[Stored data]
=======
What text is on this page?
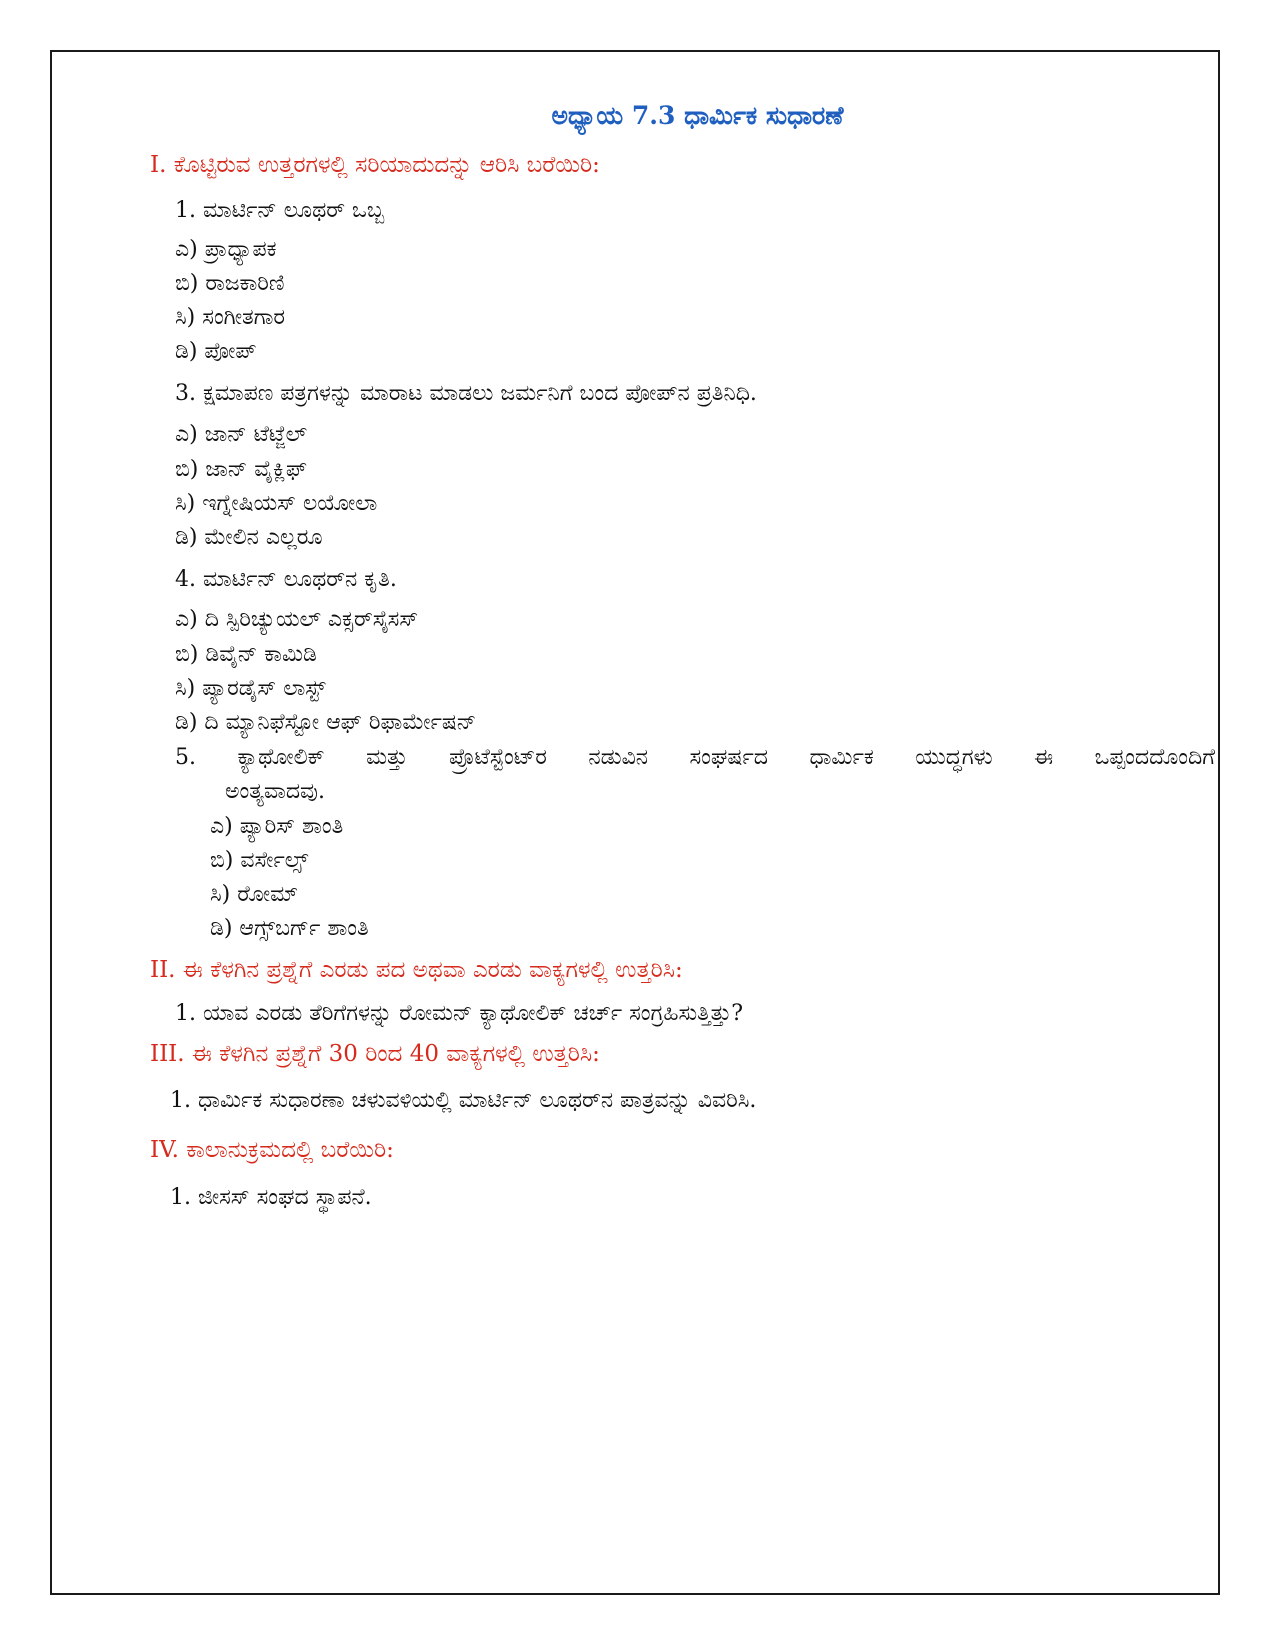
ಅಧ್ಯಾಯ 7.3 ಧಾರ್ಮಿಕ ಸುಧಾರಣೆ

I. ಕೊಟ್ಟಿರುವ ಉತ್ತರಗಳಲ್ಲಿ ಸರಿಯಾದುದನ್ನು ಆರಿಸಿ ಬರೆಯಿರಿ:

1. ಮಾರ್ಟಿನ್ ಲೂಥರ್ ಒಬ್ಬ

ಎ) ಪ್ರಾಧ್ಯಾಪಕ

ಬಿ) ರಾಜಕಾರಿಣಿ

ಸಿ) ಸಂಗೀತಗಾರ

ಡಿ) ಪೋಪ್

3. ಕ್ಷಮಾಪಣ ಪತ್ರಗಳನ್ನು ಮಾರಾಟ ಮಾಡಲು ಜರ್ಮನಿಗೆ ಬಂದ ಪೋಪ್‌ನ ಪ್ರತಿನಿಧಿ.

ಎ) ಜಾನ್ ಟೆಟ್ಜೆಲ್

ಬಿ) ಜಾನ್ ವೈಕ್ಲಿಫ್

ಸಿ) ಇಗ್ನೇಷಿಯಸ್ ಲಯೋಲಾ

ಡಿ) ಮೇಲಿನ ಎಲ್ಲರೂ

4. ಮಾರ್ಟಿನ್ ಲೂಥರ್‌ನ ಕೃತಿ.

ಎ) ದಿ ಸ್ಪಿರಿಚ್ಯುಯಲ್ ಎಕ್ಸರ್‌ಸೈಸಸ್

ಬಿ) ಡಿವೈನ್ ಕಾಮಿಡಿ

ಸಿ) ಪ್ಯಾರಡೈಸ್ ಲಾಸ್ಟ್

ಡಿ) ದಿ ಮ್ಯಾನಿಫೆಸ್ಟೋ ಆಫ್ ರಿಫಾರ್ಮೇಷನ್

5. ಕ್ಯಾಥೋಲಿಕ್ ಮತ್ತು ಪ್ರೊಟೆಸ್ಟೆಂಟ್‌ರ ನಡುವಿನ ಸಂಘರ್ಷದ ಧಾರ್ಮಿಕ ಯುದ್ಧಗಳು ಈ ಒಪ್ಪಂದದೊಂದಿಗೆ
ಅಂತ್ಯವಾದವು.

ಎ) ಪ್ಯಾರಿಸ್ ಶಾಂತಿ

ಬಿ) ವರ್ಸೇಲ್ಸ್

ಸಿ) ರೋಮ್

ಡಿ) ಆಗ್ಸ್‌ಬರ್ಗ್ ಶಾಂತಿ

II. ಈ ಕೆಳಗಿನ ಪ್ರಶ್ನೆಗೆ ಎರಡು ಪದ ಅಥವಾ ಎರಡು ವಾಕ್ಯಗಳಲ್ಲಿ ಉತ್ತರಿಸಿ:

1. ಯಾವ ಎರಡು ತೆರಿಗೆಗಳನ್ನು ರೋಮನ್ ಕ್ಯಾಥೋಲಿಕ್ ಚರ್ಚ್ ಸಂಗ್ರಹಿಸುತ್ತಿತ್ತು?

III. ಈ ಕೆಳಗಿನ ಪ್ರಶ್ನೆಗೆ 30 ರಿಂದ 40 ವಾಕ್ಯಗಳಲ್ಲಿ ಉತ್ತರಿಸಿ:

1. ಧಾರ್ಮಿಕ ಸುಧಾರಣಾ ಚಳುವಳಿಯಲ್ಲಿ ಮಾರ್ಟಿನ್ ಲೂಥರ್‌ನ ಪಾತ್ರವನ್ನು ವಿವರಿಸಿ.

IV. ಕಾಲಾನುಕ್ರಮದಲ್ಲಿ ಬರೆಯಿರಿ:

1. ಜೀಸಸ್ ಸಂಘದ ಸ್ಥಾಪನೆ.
=======
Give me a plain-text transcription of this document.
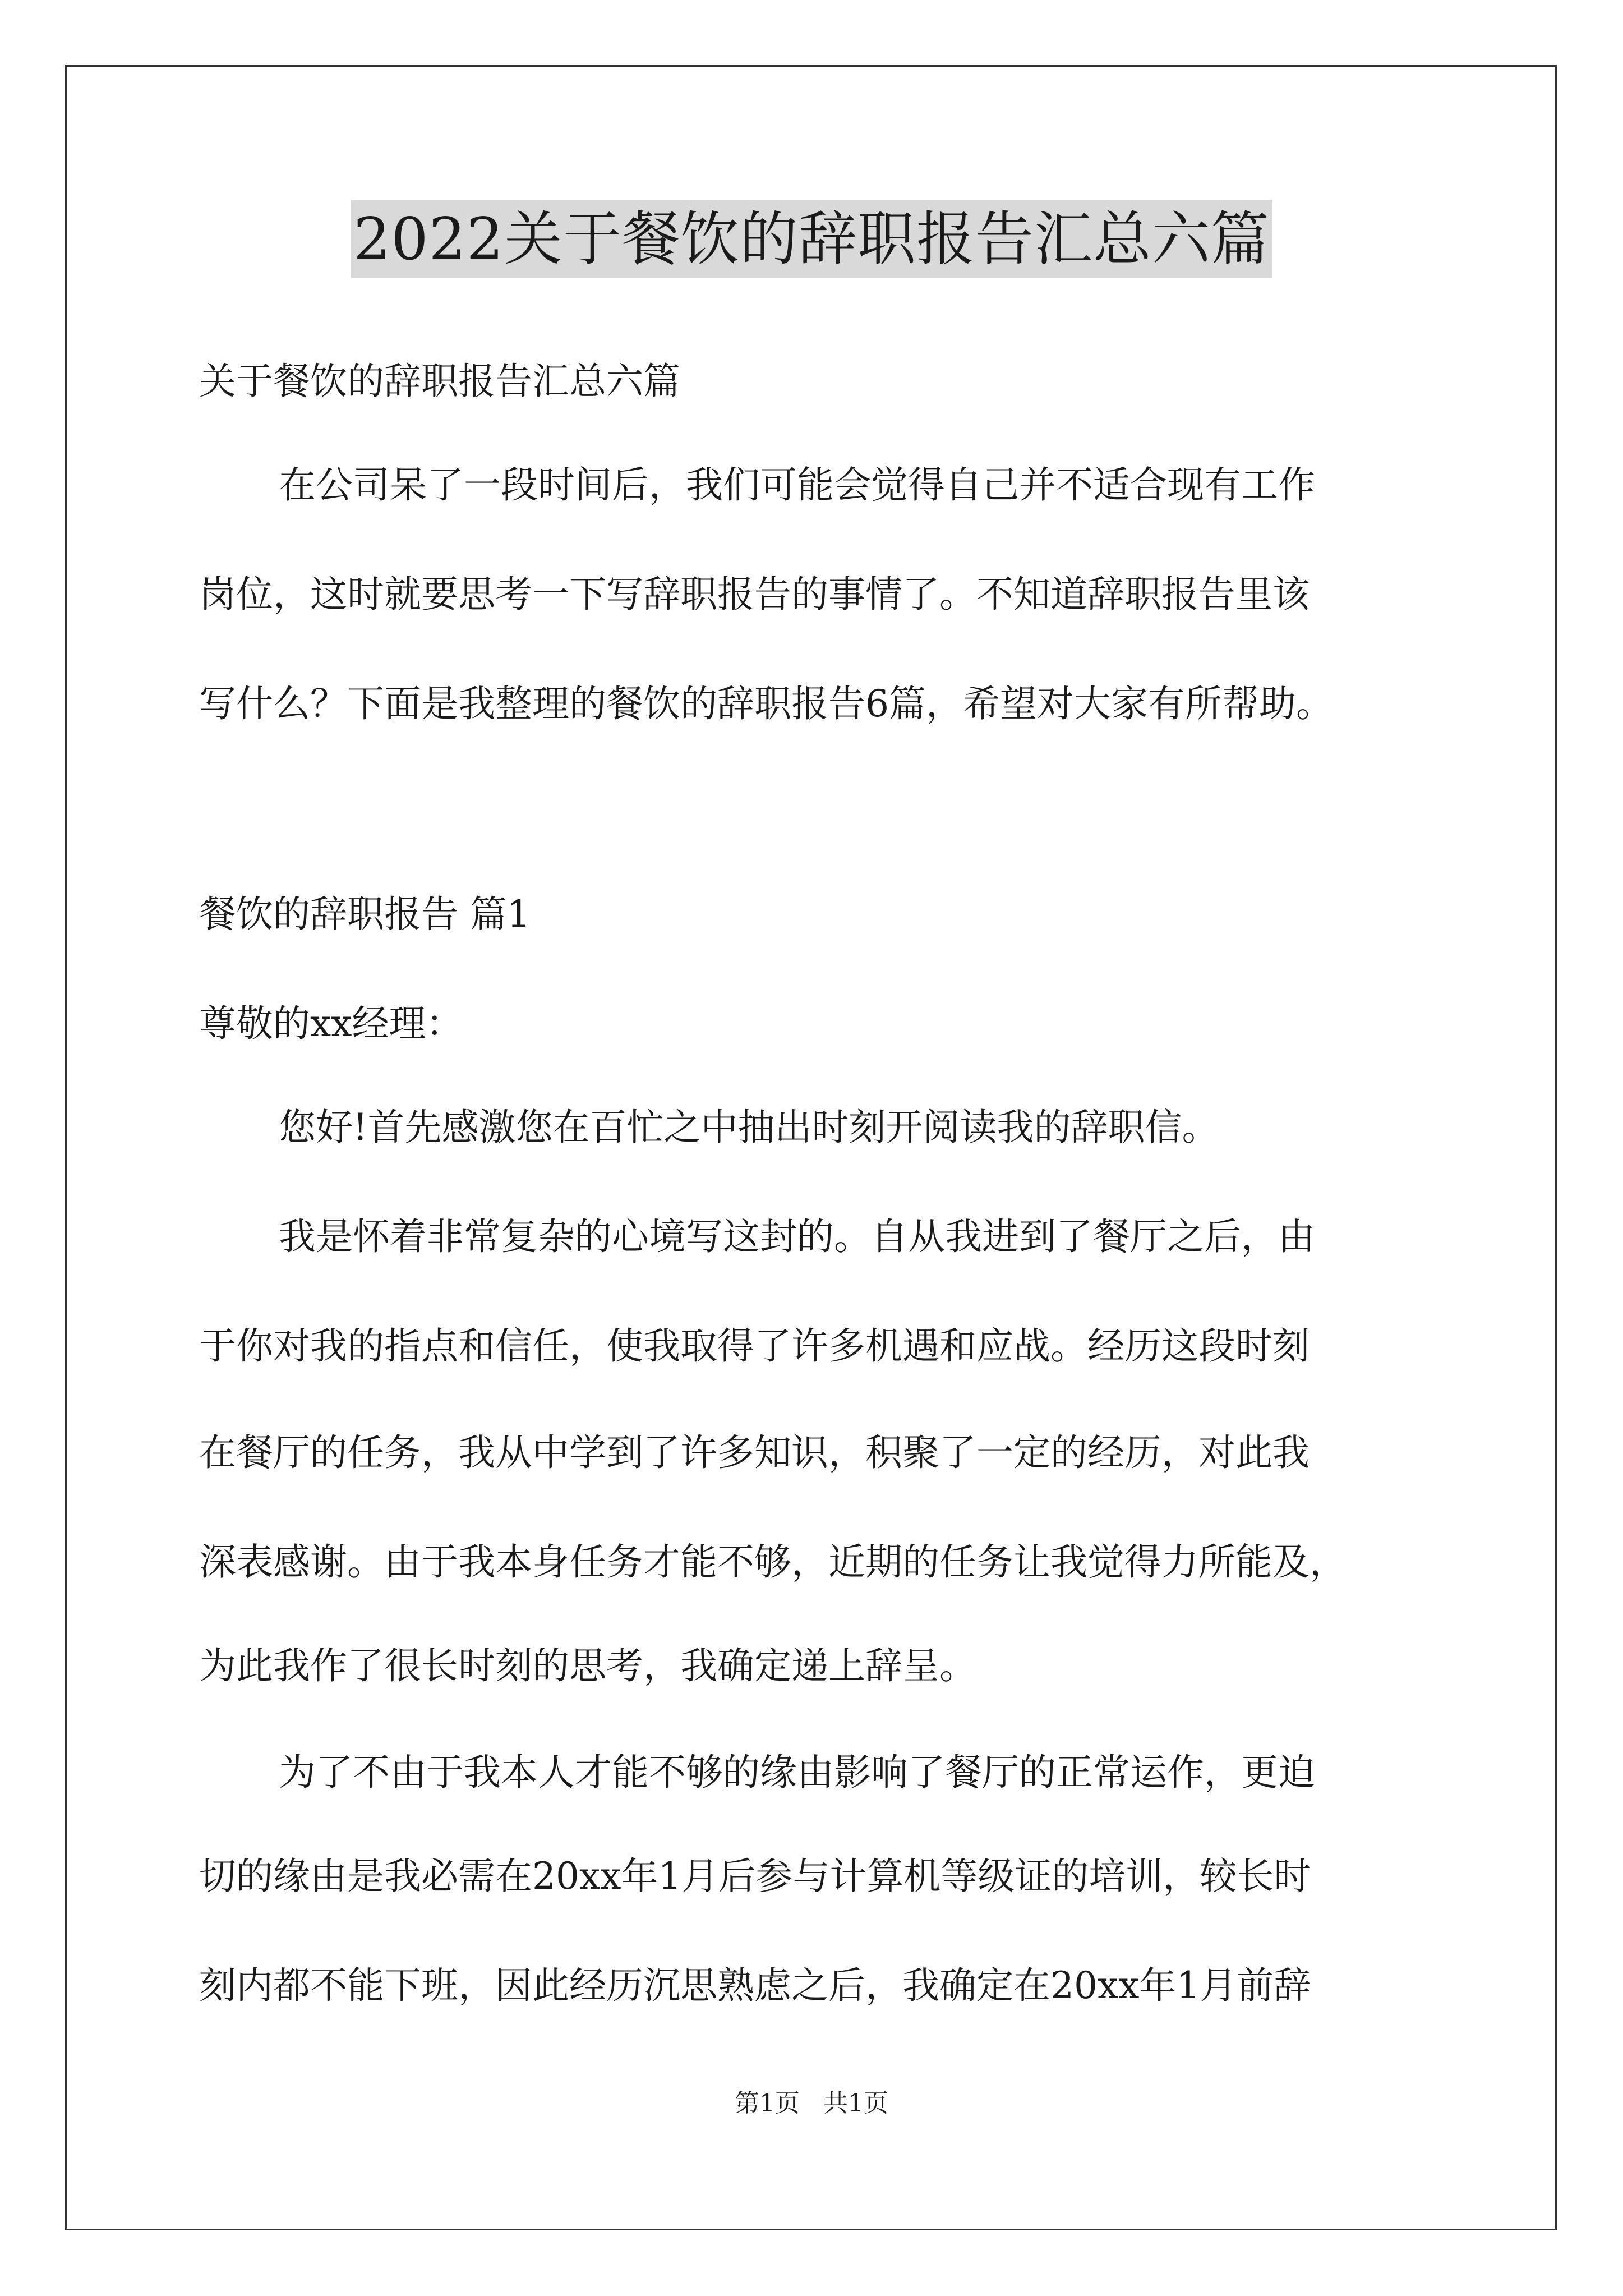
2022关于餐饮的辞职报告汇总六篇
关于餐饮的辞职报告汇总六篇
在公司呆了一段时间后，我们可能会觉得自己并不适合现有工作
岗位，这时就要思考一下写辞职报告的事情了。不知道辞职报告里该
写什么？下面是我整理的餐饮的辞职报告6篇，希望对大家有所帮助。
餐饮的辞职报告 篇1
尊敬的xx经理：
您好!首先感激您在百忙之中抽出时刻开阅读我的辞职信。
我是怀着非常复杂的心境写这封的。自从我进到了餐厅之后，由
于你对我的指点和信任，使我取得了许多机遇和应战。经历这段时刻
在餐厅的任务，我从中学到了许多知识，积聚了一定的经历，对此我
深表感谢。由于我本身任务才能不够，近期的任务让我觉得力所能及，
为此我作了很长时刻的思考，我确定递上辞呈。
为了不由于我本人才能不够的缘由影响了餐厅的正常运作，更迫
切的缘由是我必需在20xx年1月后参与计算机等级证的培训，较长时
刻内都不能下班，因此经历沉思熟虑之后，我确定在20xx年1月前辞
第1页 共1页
=======
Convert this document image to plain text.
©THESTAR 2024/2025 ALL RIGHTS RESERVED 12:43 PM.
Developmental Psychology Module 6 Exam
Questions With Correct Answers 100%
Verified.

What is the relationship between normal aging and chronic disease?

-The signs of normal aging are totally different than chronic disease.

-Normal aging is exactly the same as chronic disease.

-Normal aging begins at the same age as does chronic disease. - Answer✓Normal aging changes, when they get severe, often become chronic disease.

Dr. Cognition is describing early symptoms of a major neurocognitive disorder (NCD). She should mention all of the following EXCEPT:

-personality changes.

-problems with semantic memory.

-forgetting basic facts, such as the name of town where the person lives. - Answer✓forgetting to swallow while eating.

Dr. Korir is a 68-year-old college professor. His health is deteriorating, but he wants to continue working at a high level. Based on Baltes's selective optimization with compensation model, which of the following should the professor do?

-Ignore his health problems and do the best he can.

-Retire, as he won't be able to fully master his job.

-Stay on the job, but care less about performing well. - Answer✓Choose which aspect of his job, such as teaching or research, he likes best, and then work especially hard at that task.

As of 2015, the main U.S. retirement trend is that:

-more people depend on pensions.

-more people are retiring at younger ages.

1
=======
Copy out the lines that hold "plain".

● **Exercise result**:
Give me a plain-text transcription of this document.
Convert this document image to plain text.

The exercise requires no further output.